** Excerpt to read follows **

# Health Insurance for Japan



## thomasban

Hello,
Can anyone suggest a good health insurance service for a who is being relocated to Japan for 2 years with his family?
Many thanks,
Thomas


----------



## JAiNE

*Re*

You should opt for Medicare supplement insurance for your family as it may apply to a limited or comprehensive range of medical services and may provide for full or partial payment of the costs of specific services. Benefits may consist of the right to certain medical services or reimbursement of the insured for specified medical costs.


----------



## larabell

JAiNE said:


> You should opt for Medicare supplement insurance for your family ...


Medicare?? You're probably still thinking of the US.

In Japan, there's basically two types of insurance, public (through your local ward/city office) and private (through your company). They're really both part of one huge system and, in theory, everyone living in Japan must belong to one or the other. So... first check with your employer to see if you're eligible for health insurance through them. If you're unemployed, self-employed, or if your employer doesn't offer health care, you should visit the ward/city office where you live. There will be a counter there where you can apply for health insurance.

The fee is based on your income, but... I believe it's the income reported for local resident's taxes so for the first year, you should get minimal rates (you won't have local tax liability until your second year in Japan). I've always had private insurance so I can't say how much it might be to insure your whole family but I'm sure it's not impossible.

That said... if you're used to 90% of the cost of health care being borne by the government or by your employer, you could be in for a shock. Health insurance here seems (from my POV) somewhat more expensive. On the other hand, they pay for pretty much everything you would need on a regular basis (except childbirth -- but you get a lump-sum payment of some 300,000 yen to help offset the cost).


----------



## frankh84

*Pacific Prime Japan Insurance*

I recommend Pacific Prime Insurance brokers. They draw up a comparison table of options and work with all the big insurers to find the most appopriate coverage for individuals, families, groups etc. They have a significant presence in the Asia pacific region.
Cheers,
F.


----------



## donpaulo

larabell said:


> Medicare?? You're probably still thinking of the US.

** End of Excerpt to read **

• **Task 1**
In the thread on health insurance for Japan, retype word for word the stretch from "# Health Insurance" through "with his family?".
• **Task 2**
According to the health insurance thread, roughly how large is the lump-sum payment that helps offset the cost of childbirth in Japan?

** Data extract follows **

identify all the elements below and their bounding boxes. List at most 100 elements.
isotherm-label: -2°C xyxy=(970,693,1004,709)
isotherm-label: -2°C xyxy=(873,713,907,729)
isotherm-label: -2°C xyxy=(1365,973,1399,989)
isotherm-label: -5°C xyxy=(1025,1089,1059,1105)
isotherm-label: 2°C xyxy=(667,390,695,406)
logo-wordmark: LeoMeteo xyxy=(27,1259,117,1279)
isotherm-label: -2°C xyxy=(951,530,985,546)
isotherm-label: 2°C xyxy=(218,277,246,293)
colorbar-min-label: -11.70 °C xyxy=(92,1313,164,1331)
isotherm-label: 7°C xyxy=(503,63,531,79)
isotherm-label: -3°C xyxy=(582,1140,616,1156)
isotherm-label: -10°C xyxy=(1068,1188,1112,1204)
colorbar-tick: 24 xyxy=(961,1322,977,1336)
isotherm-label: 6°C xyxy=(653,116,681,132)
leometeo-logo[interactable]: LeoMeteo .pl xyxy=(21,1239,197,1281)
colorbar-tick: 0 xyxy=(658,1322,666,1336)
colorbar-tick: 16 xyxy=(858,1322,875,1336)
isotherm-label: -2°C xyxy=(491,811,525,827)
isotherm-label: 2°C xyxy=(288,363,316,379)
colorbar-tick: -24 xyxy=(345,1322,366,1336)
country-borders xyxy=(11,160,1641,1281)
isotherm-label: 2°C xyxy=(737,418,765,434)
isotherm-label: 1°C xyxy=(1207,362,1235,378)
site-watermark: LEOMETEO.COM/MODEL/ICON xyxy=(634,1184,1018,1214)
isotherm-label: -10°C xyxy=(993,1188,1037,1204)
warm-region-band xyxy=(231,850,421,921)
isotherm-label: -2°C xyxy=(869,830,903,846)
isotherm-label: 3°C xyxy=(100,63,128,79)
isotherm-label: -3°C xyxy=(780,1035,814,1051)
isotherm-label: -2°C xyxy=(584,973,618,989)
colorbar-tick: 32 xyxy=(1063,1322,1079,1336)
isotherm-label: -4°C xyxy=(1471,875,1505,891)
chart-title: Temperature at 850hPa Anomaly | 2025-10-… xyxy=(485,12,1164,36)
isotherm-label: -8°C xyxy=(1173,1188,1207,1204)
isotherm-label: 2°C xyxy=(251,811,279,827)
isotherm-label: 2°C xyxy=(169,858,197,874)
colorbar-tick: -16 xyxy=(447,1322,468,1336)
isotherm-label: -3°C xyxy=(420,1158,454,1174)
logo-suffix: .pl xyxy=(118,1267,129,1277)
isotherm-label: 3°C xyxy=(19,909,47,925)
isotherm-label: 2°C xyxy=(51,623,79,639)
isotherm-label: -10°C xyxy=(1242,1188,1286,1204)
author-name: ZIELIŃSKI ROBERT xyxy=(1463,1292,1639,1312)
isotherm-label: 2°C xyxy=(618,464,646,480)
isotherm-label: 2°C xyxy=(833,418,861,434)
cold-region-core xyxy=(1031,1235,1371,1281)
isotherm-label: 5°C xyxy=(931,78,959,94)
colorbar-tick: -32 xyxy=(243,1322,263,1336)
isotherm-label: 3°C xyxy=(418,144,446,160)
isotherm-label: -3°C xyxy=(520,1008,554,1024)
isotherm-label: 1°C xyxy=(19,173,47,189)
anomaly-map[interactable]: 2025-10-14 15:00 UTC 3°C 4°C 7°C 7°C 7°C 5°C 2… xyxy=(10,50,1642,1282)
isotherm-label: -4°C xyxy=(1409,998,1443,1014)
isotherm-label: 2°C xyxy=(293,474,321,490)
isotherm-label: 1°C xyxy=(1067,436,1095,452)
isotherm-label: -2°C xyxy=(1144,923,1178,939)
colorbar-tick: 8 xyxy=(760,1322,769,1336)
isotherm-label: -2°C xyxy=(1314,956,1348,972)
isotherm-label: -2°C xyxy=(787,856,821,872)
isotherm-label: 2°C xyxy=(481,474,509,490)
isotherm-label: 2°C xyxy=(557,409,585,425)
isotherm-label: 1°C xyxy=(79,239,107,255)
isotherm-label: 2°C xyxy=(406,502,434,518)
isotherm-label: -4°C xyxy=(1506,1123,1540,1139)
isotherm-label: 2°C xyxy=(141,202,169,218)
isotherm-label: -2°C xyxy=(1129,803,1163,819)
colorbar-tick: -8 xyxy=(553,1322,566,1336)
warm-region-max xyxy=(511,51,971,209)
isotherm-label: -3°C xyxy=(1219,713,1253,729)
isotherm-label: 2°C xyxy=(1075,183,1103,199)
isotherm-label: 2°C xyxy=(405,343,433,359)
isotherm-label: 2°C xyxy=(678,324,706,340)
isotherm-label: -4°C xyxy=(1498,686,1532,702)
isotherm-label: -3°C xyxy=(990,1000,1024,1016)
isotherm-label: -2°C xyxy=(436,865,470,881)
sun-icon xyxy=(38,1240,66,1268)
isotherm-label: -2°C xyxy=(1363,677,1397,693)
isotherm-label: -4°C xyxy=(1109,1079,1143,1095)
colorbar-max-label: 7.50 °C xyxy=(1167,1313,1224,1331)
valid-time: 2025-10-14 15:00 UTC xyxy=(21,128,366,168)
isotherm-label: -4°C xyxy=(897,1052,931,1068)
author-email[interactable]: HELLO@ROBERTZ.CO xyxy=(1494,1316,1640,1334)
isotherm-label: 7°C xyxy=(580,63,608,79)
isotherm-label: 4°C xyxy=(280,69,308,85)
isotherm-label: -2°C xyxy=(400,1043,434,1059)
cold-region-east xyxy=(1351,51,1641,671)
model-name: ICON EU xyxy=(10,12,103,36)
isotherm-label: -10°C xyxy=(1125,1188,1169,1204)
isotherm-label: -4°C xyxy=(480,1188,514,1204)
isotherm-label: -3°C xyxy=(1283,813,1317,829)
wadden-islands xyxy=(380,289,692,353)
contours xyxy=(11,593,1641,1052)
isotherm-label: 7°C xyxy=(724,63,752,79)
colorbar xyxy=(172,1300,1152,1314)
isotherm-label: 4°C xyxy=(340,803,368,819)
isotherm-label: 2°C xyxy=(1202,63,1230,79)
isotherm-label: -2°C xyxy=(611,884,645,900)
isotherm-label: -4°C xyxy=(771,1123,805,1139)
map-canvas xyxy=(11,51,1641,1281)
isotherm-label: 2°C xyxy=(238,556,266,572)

** End of Data extract **

• **Exercise solution 1**
# Health Insurance for Japan



## thomasban

Hello,
Can anyone suggest a good health insurance service for a who is being relocated to Japan for 2 years with his family?

• **Exercise solution 2**
Some 300,000 yen.